**WORK TO DO**
Print every line of the listing exactly, please.

**INPUT FOR THIS TASK**
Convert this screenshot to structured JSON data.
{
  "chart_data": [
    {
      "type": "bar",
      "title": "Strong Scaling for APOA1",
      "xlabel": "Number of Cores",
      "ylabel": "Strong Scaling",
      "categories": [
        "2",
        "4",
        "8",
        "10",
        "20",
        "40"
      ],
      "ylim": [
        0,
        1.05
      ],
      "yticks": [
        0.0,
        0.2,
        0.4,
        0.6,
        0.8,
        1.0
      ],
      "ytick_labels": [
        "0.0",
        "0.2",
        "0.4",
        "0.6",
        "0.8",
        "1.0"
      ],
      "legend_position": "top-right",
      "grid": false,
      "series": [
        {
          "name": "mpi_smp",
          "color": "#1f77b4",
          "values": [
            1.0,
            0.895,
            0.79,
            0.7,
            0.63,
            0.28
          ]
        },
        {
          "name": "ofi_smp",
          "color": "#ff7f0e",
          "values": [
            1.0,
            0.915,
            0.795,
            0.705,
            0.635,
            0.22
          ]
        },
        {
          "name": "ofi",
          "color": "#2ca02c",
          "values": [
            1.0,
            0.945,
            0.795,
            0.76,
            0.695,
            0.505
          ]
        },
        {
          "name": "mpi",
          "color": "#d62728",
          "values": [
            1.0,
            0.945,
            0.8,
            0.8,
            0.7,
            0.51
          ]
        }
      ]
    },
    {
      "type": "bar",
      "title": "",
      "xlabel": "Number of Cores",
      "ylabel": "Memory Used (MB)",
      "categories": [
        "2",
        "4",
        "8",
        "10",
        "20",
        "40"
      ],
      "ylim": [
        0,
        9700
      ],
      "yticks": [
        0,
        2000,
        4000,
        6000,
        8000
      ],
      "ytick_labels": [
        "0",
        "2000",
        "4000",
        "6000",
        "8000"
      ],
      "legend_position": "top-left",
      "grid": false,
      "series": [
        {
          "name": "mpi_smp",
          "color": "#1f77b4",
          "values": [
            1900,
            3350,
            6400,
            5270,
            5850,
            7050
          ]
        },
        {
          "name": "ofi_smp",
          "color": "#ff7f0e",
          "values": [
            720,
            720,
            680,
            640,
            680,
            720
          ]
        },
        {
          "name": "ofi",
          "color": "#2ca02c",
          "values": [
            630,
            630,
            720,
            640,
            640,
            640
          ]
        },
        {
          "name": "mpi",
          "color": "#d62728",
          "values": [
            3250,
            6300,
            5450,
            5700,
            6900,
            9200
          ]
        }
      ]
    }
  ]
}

**ANSWER FOR THE TASK**
Convert this screenshot to structured JSON data.
{
  "chart_data": [
    {
      "type": "bar",
      "title": "Strong Scaling for APOA1",
      "xlabel": "Number of Cores",
      "ylabel": "Strong Scaling",
      "categories": [
        "2",
        "4",
        "8",
        "10",
        "20",
        "40"
      ],
      "ylim": [
        0,
        1.05
      ],
      "yticks": [
        0.0,
        0.2,
        0.4,
        0.6,
        0.8,
        1.0
      ],
      "ytick_labels": [
        "0.0",
        "0.2",
        "0.4",
        "0.6",
        "0.8",
        "1.0"
      ],
      "legend_position": "top-right",
      "grid": false,
      "series": [
        {
          "name": "mpi_smp",
          "color": "#1f77b4",
          "values": [
            1.0,
            0.895,
            0.79,
            0.7,
            0.63,
            0.28
          ]
        },
        {
          "name": "ofi_smp",
          "color": "#ff7f0e",
          "values": [
            1.0,
            0.915,
            0.795,
            0.705,
            0.635,
            0.22
          ]
        },
        {
          "name": "ofi",
          "color": "#2ca02c",
          "values": [
            1.0,
            0.945,
            0.795,
            0.76,
            0.695,
            0.505
          ]
        },
        {
          "name": "mpi",
          "color": "#d62728",
          "values": [
            1.0,
            0.945,
            0.8,
            0.8,
            0.7,
            0.51
          ]
        }
      ]
    },
    {
      "type": "bar",
      "title": "",
      "xlabel": "Number of Cores",
      "ylabel": "Memory Used (MB)",
      "categories": [
        "2",
        "4",
        "8",
        "10",
        "20",
        "40"
      ],
      "ylim": [
        0,
        9700
      ],
      "yticks": [
        0,
        2000,
        4000,
        6000,
        8000
      ],
      "ytick_labels": [
        "0",
        "2000",
        "4000",
        "6000",
        "8000"
      ],
      "legend_position": "top-left",
      "grid": false,
      "series": [
        {
          "name": "mpi_smp",
          "color": "#1f77b4",
          "values": [
            1900,
            3350,
            6400,
            5270,
            5850,
            7050
          ]
        },
        {
          "name": "ofi_smp",
          "color": "#ff7f0e",
          "values": [
            720,
            720,
            680,
            640,
            680,
            720
          ]
        },
        {
          "name": "ofi",
          "color": "#2ca02c",
          "values": [
            630,
            630,
            720,
            640,
            640,
            640
          ]
        },
        {
          "name": "mpi",
          "color": "#d62728",
          "values": [
            3250,
            6300,
            5450,
            5700,
            6900,
            9200
          ]
        }
      ]
    }
  ]
}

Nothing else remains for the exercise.